**GIVEN REQUEST**. Repeat everything in the items from the line containing "223, 469, 238]" down to the line containing "278, 1428, 292]", including both of those lines.

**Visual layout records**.
***

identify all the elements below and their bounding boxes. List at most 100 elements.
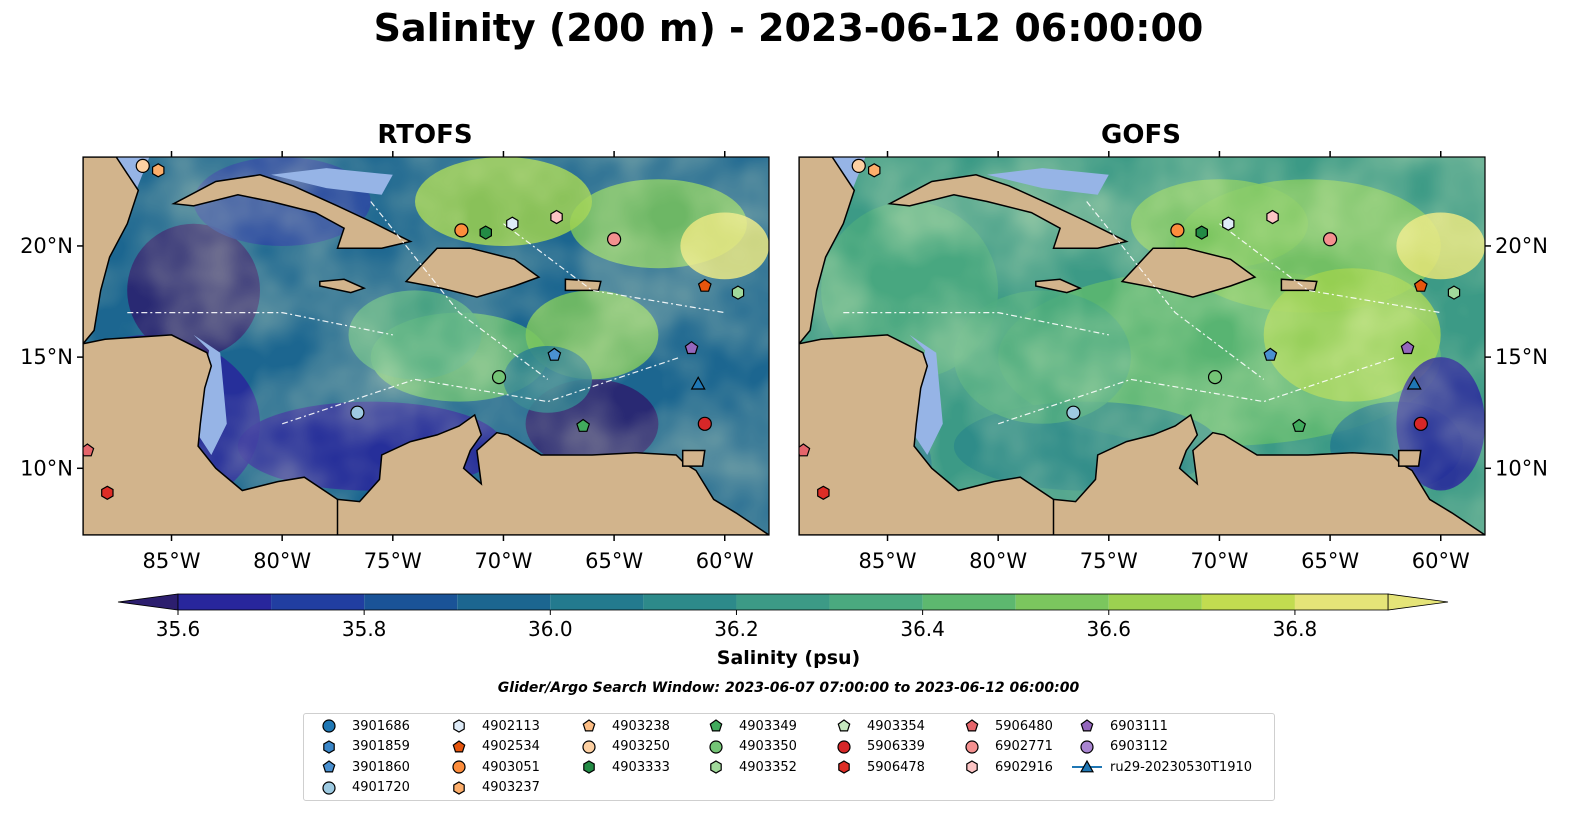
marker-4903051	[454, 223, 469, 238]
x-tick-label: 75°W	[364, 549, 422, 573]
colorbar-segment	[922, 594, 1016, 610]
legend-label: 6903112	[1110, 739, 1168, 754]
marker-5906480	[799, 443, 811, 457]
legend-item: 6902916	[957, 759, 1053, 775]
panel-title-gofs: GOFS	[1101, 120, 1181, 150]
legend-marker-icon	[323, 739, 335, 754]
legend-label: 4903354	[867, 718, 925, 734]
map-frame	[798, 156, 1486, 536]
marker-5906480	[83, 443, 95, 457]
x-tick-label: 70°W	[474, 549, 532, 573]
legend-marker-icon	[1072, 759, 1102, 773]
marker-4903250	[135, 158, 150, 173]
legend-marker	[709, 739, 723, 754]
legend-label: 5906478	[867, 759, 925, 775]
x-tick-label: 65°W	[585, 549, 643, 573]
colorbar-extend-high	[1387, 593, 1449, 611]
colorbar-tick-label: 35.6	[156, 617, 201, 641]
legend-marker-icon	[709, 719, 723, 732]
marker-4903333	[1195, 225, 1209, 240]
legend-label: 3901686	[352, 718, 410, 734]
colorbar-tick-label: 35.8	[342, 617, 387, 641]
marker-4903250	[851, 158, 866, 173]
figure-title: Salinity (200 m) - 2023-06-12 06:00:00	[373, 6, 1204, 50]
colorbar-tick-label: 36.8	[1273, 617, 1318, 641]
land-shape	[1052, 413, 1485, 535]
colorbar-segment	[364, 594, 458, 610]
marker-4903237	[152, 163, 165, 178]
colorbar-tick-label: 36.6	[1087, 617, 1132, 641]
legend-item: 6903112	[1072, 739, 1168, 755]
boundary-line	[843, 312, 1109, 336]
colorbar-tick-label: 36.4	[900, 617, 945, 641]
marker-3901860	[547, 347, 562, 361]
marker-4901720	[1066, 405, 1081, 420]
marker-3901860	[1263, 347, 1278, 361]
legend-marker-icon	[837, 719, 851, 732]
legend-label: ru29-20230530T1910	[1110, 759, 1253, 775]
marker-4902534	[1413, 278, 1428, 292]
colorbar-segment	[550, 594, 644, 610]
marker-5906339	[1413, 416, 1428, 431]
marker-5906478	[817, 485, 830, 500]
legend-item: 4903237	[444, 780, 540, 796]
land-shape	[1120, 247, 1257, 298]
marker-ru29-20230530T1910	[1406, 376, 1422, 390]
land-shape	[336, 413, 769, 535]
x-tick-label: 75°W	[1080, 549, 1138, 573]
boundary-line	[370, 201, 549, 380]
legend-marker-icon	[965, 719, 979, 732]
land-shape	[1035, 278, 1083, 294]
legend-marker-icon	[837, 739, 851, 754]
legend-label: 4902534	[482, 739, 540, 754]
legend-item: 4902534	[444, 739, 540, 755]
marker-4903352	[731, 285, 745, 300]
legend-marker	[582, 739, 596, 754]
marker-4903352	[1447, 285, 1461, 300]
legend-item: 5906478	[829, 759, 925, 775]
y-tick-label: 15°N	[1495, 345, 1548, 369]
colorbar-segment	[178, 594, 272, 610]
marker-4903350	[491, 370, 507, 385]
colorbar-segment	[1201, 594, 1295, 610]
x-tick-label: 65°W	[1301, 549, 1359, 573]
legend-item: 4903350	[701, 739, 797, 755]
legend-label: 4903238	[612, 718, 670, 734]
legend-marker	[323, 739, 335, 754]
legend-item: 4902113	[444, 718, 540, 734]
map-panel-gofs	[799, 157, 1485, 535]
colorbar-tick-label: 36.0	[528, 617, 573, 641]
search-window-text: Glider/Argo Search Window: 2023-06-07 07…	[497, 680, 1080, 696]
boundary-line	[503, 223, 725, 314]
legend-marker	[583, 760, 595, 774]
marker-4902113	[1222, 216, 1235, 231]
y-tick-label: 10°N	[1495, 456, 1548, 480]
legend-label: 4903237	[482, 780, 540, 795]
marker-4903051	[1170, 223, 1185, 238]
legend-marker	[453, 719, 465, 733]
shallow-shelf	[193, 334, 227, 455]
legend-item: ru29-20230530T1910	[1072, 759, 1252, 775]
legend-item: 4903333	[574, 759, 670, 775]
legend-marker-icon	[1080, 739, 1094, 754]
land-shape	[1397, 449, 1422, 467]
x-tick-label: 60°W	[1412, 549, 1470, 573]
legend-marker	[837, 719, 851, 732]
land-shape	[1280, 278, 1318, 292]
legend-marker-icon	[1080, 719, 1094, 732]
legend-label: 4902113	[482, 718, 540, 734]
legend-marker	[1080, 719, 1094, 732]
legend-label: 4903333	[612, 759, 670, 775]
legend-label: 3901859	[352, 739, 410, 754]
colorbar-extend-low	[117, 593, 179, 611]
legend-marker-icon	[452, 760, 466, 774]
legend-marker-icon	[965, 739, 979, 754]
legend-marker	[453, 780, 465, 795]
legend-item: 4903250	[574, 739, 670, 755]
legend-marker	[1080, 739, 1094, 754]
land-shape	[83, 157, 140, 345]
x-tick-label: 80°W	[969, 549, 1027, 573]
legend-item: 6902771	[957, 739, 1053, 755]
legend-label: 4901720	[352, 780, 410, 795]
y-tick-label: 15°N	[20, 345, 73, 369]
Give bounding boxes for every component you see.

***

**TASK RESPONSE**.
marker-4903051	[454, 223, 469, 238]
x-tick-label: 75°W	[364, 549, 422, 573]
colorbar-segment	[922, 594, 1016, 610]
legend-label: 6903112	[1110, 739, 1168, 754]
marker-5906480	[799, 443, 811, 457]
legend-item: 6902916	[957, 759, 1053, 775]
panel-title-gofs: GOFS	[1101, 120, 1181, 150]
legend-marker-icon	[323, 739, 335, 754]
legend-label: 4903354	[867, 718, 925, 734]
map-frame	[798, 156, 1486, 536]
marker-5906480	[83, 443, 95, 457]
x-tick-label: 70°W	[474, 549, 532, 573]
legend-marker-icon	[1072, 759, 1102, 773]
marker-4903250	[135, 158, 150, 173]
legend-marker	[709, 739, 723, 754]
legend-label: 5906478	[867, 759, 925, 775]
x-tick-label: 65°W	[585, 549, 643, 573]
colorbar-extend-high	[1387, 593, 1449, 611]
colorbar-tick-label: 35.6	[156, 617, 201, 641]
legend-marker-icon	[709, 719, 723, 732]
marker-4903333	[1195, 225, 1209, 240]
legend-label: 3901686	[352, 718, 410, 734]
colorbar-tick-label: 35.8	[342, 617, 387, 641]
marker-4903250	[851, 158, 866, 173]
figure-title: Salinity (200 m) - 2023-06-12 06:00:00	[373, 6, 1204, 50]
colorbar-tick-label: 36.8	[1273, 617, 1318, 641]
land-shape	[1052, 413, 1485, 535]
colorbar-segment	[364, 594, 458, 610]
marker-4903237	[152, 163, 165, 178]
colorbar-tick-label: 36.6	[1087, 617, 1132, 641]
legend-item: 6903112	[1072, 739, 1168, 755]
boundary-line	[843, 312, 1109, 336]
colorbar-tick-label: 36.4	[900, 617, 945, 641]
marker-3901860	[547, 347, 562, 361]
marker-4901720	[1066, 405, 1081, 420]
marker-3901860	[1263, 347, 1278, 361]
legend-marker-icon	[837, 719, 851, 732]
legend-label: ru29-20230530T1910	[1110, 759, 1253, 775]
marker-4902534	[1413, 278, 1428, 292]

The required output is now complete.